* BEGIN Data records *

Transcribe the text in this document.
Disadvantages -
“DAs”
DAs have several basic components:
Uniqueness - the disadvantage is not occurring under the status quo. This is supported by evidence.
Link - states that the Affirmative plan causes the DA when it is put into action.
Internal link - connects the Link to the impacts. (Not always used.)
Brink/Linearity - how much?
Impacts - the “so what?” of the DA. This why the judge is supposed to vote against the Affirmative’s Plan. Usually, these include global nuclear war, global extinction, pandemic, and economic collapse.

* END Data records *

■ Stated task
Copy out the whole listing exactly; please set it all down.

■ Output of the exercise
Transcribe the text in this document.
Disadvantages -
“DAs”
DAs have several basic components:
Uniqueness - the disadvantage is not occurring under the status quo. This is supported by evidence.
Link - states that the Affirmative plan causes the DA when it is put into action.
Internal link - connects the Link to the impacts. (Not always used.)
Brink/Linearity - how much?
Impacts - the “so what?” of the DA. This why the judge is supposed to vote against the Affirmative’s Plan. Usually, these include global nuclear war, global extinction, pandemic, and economic collapse.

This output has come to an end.